EX-99.2 4 ex99_2.htm EXHIBIT 99.2

 

Exhibit 99.2

 

TRANSFER AGREEMENT

 

This Transfer Agreement is dated January 28, 2024 (this “Agreement”), and entered into by and among RiskOn International, Inc., a Nevada corporation (“RiskOn”), Jay Puchir (the “RiskOn Representative”) and Brian McBride (the “Second Level Reviewer”). RiskOn, the RiskOn Representative and the Second Level Reviewer are at times individually referred to as a “Party” and collectively as the “Parties.”

→ **Required actions**:
- A) What date is given for the transfer agreement excerpt?
- B) Name all the parties that enter into the agreement in the transfer agreement excerpt, along with the short name each is given.

Data items:
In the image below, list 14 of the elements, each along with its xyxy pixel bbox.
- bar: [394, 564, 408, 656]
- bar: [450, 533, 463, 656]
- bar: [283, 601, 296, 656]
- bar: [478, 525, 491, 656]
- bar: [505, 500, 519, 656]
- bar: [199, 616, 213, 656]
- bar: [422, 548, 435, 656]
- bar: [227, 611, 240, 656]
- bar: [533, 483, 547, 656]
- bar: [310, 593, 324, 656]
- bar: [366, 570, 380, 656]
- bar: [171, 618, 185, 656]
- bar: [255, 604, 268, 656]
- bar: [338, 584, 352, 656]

→ **The results**:
- A) January 28, 2024

- B)
- RiskOn International, Inc., a Nevada corporation ("RiskOn")
- Jay Puchir (the "RiskOn Representative")
- Brian McBride (the "Second Level Reviewer")